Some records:
▼

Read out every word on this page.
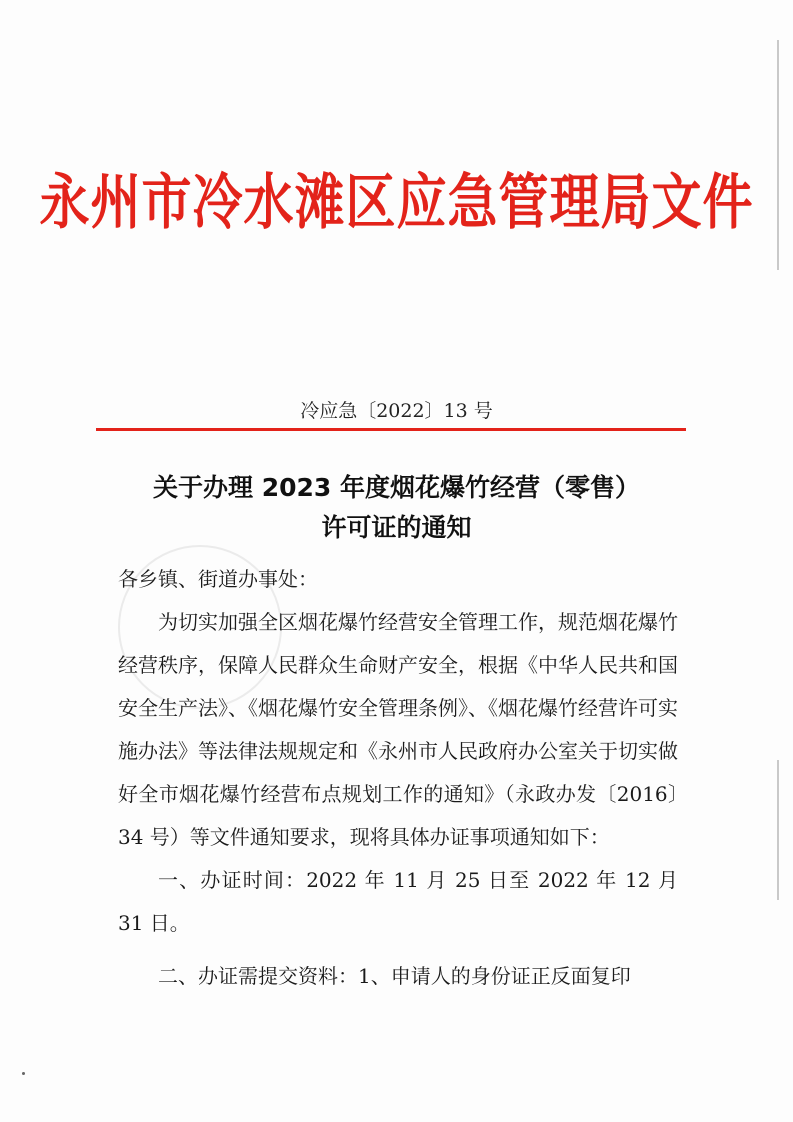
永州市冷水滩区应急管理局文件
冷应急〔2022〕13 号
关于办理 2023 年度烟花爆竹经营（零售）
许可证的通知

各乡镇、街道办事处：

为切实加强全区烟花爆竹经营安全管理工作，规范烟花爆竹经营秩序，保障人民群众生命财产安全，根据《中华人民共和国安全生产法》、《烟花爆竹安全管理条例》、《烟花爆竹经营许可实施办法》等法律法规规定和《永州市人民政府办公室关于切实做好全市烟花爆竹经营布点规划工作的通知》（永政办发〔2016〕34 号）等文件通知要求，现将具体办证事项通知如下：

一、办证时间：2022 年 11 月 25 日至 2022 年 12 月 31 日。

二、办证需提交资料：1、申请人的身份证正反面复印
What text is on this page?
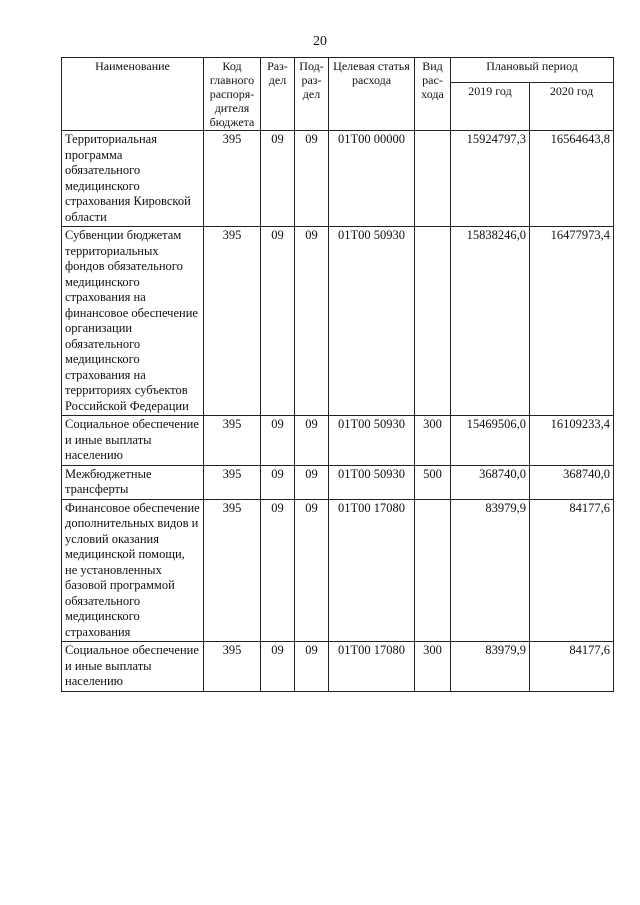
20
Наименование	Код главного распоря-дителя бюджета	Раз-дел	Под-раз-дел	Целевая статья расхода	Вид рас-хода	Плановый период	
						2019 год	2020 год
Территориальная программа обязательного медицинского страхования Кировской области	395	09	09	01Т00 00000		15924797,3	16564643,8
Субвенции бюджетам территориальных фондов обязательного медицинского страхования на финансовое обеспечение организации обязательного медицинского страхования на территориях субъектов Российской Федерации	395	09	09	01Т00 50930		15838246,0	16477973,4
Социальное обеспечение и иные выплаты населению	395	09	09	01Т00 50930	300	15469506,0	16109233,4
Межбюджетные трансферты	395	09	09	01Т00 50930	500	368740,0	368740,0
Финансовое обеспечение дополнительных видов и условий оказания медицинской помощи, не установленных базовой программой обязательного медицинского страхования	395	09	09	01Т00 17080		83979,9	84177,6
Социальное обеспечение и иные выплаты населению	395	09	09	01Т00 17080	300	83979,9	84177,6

▲

• DO THIS:
Make a word-for-word copy of the entries, without any pictures.

• ANSWER IN FULL:
Read out every word on this page.
永州市冷水滩区应急管理局文件
冷应急〔2022〕13 号
关于办理 2023 年度烟花爆竹经营（零售）
许可证的通知

各乡镇、街道办事处：

为切实加强全区烟花爆竹经营安全管理工作，规范烟花爆竹经营秩序，保障人民群众生命财产安全，根据《中华人民共和国安全生产法》、《烟花爆竹安全管理条例》、《烟花爆竹经营许可实施办法》等法律法规规定和《永州市人民政府办公室关于切实做好全市烟花爆竹经营布点规划工作的通知》（永政办发〔2016〕34 号）等文件通知要求，现将具体办证事项通知如下：

一、办证时间：2022 年 11 月 25 日至 2022 年 12 月 31 日。

二、办证需提交资料：1、申请人的身份证正反面复印
What text is on this page?
20
Наименование	Код главного распоря-дителя бюджета	Раз-дел	Под-раз-дел	Целевая статья расхода	Вид рас-хода	Плановый период	
						2019 год	2020 год
Территориальная программа обязательного медицинского страхования Кировской области	395	09	09	01Т00 00000		15924797,3	16564643,8
Субвенции бюджетам территориальных фондов обязательного медицинского страхования на финансовое обеспечение организации обязательного медицинского страхования на территориях субъектов Российской Федерации	395	09	09	01Т00 50930		15838246,0	16477973,4
Социальное обеспечение и иные выплаты населению	395	09	09	01Т00 50930	300	15469506,0	16109233,4
Межбюджетные трансферты	395	09	09	01Т00 50930	500	368740,0	368740,0
Финансовое обеспечение дополнительных видов и условий оказания медицинской помощи, не установленных базовой программой обязательного медицинского страхования	395	09	09	01Т00 17080		83979,9	84177,6
Социальное обеспечение и иные выплаты населению	395	09	09	01Т00 17080	300	83979,9	84177,6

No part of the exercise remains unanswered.